■ WHAT NEEDS TO BE DONE:
Please print every line from the one containing "Transcribe the text in this document." through the last line of the records below, exactly as written and nothing more.

■ RECORDS PROVIDED:

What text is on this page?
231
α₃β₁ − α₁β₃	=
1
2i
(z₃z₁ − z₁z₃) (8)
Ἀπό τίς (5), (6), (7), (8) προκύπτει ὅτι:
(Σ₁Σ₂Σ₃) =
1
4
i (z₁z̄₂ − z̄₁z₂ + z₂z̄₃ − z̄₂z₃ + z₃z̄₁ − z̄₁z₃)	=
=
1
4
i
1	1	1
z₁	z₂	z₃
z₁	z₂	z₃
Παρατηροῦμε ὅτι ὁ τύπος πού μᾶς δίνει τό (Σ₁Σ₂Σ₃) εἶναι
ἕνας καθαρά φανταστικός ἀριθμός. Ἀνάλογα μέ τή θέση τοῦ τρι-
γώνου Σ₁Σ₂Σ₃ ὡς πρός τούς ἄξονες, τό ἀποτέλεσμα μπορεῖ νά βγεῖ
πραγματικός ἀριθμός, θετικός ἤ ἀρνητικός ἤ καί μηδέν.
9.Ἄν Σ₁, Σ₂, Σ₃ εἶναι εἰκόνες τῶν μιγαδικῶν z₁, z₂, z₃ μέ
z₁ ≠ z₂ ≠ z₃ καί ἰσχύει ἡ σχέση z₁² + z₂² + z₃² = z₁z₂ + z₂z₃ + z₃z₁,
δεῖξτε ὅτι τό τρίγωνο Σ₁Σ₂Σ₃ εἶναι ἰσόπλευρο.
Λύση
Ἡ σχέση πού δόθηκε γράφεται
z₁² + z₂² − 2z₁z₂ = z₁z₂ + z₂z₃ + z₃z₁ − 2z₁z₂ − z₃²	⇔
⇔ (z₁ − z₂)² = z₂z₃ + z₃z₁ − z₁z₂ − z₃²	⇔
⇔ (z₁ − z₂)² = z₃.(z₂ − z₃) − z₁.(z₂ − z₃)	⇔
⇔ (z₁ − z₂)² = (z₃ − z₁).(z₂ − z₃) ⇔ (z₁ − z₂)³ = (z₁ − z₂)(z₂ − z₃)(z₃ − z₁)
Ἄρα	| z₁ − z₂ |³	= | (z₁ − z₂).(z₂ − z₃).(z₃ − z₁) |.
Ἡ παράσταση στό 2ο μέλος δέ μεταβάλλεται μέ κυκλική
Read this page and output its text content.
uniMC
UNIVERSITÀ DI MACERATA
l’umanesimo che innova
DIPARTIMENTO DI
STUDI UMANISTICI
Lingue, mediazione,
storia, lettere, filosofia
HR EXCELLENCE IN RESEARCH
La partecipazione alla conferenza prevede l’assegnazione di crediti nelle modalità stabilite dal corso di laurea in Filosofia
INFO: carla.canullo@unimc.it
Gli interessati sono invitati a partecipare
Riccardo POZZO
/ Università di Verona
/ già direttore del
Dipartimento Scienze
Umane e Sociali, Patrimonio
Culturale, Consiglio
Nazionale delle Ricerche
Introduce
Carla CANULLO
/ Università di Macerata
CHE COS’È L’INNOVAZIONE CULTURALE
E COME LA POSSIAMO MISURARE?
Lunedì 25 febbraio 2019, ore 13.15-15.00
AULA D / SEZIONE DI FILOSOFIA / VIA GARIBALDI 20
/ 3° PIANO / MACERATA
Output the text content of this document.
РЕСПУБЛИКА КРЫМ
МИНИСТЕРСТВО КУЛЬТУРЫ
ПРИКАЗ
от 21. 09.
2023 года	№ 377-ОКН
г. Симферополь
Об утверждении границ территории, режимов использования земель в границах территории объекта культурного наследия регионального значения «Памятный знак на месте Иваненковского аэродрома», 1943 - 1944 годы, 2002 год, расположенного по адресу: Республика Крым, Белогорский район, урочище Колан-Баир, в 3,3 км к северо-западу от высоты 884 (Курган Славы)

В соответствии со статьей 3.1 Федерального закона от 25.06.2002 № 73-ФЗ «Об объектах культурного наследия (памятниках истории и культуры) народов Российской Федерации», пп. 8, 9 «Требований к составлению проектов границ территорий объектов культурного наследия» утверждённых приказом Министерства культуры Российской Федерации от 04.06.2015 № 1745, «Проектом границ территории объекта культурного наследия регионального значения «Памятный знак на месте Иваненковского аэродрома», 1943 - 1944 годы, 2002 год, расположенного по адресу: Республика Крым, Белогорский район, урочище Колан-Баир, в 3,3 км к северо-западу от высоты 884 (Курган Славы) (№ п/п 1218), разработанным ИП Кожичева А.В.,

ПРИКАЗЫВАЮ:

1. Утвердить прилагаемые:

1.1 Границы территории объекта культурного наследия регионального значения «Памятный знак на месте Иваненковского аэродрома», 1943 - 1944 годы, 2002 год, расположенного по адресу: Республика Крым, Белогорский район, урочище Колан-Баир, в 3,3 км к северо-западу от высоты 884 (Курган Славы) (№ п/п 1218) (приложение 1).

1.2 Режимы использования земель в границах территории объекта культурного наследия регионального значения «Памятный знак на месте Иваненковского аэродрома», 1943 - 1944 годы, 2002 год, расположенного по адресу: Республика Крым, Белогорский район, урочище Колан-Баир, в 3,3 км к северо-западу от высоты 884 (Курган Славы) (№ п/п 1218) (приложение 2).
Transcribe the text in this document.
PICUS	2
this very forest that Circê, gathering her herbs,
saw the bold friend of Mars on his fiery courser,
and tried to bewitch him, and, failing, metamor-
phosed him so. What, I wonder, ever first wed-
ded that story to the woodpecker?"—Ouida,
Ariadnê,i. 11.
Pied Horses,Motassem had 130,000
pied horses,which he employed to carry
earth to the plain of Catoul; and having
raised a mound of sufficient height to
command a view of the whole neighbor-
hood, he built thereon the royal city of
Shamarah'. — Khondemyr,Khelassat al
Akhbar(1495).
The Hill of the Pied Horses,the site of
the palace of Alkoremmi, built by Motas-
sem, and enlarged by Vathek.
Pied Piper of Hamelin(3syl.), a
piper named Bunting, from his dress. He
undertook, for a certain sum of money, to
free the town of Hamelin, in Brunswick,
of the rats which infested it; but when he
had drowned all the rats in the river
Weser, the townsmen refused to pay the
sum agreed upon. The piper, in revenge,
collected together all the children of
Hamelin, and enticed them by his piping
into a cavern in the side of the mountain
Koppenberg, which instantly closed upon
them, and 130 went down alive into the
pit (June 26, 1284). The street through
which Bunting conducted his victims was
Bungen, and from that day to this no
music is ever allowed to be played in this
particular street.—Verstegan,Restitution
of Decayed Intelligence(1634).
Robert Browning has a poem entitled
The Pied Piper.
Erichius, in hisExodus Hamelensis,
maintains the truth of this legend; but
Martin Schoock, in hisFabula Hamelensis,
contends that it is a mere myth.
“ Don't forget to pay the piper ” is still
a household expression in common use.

■ TASK SOLUTION:
Transcribe the text in this document.
PICUS	2
this very forest that Circê, gathering her herbs,
saw the bold friend of Mars on his fiery courser,
and tried to bewitch him, and, failing, metamor-
phosed him so. What, I wonder, ever first wed-
ded that story to the woodpecker?"—Ouida,
Ariadnê,i. 11.
Pied Horses,Motassem had 130,000
pied horses,which he employed to carry
earth to the plain of Catoul; and having
raised a mound of sufficient height to
command a view of the whole neighbor-
hood, he built thereon the royal city of
Shamarah'. — Khondemyr,Khelassat al
Akhbar(1495).
The Hill of the Pied Horses,the site of
the palace of Alkoremmi, built by Motas-
sem, and enlarged by Vathek.
Pied Piper of Hamelin(3syl.), a
piper named Bunting, from his dress. He
undertook, for a certain sum of money, to
free the town of Hamelin, in Brunswick,
of the rats which infested it; but when he
had drowned all the rats in the river
Weser, the townsmen refused to pay the
sum agreed upon. The piper, in revenge,
collected together all the children of
Hamelin, and enticed them by his piping
into a cavern in the side of the mountain
Koppenberg, which instantly closed upon
them, and 130 went down alive into the
pit (June 26, 1284). The street through
which Bunting conducted his victims was
Bungen, and from that day to this no
music is ever allowed to be played in this
particular street.—Verstegan,Restitution
of Decayed Intelligence(1634).
Robert Browning has a poem entitled
The Pied Piper.
Erichius, in hisExodus Hamelensis,
maintains the truth of this legend; but
Martin Schoock, in hisFabula Hamelensis,
contends that it is a mere myth.
“ Don't forget to pay the piper ” is still
a household expression in common use.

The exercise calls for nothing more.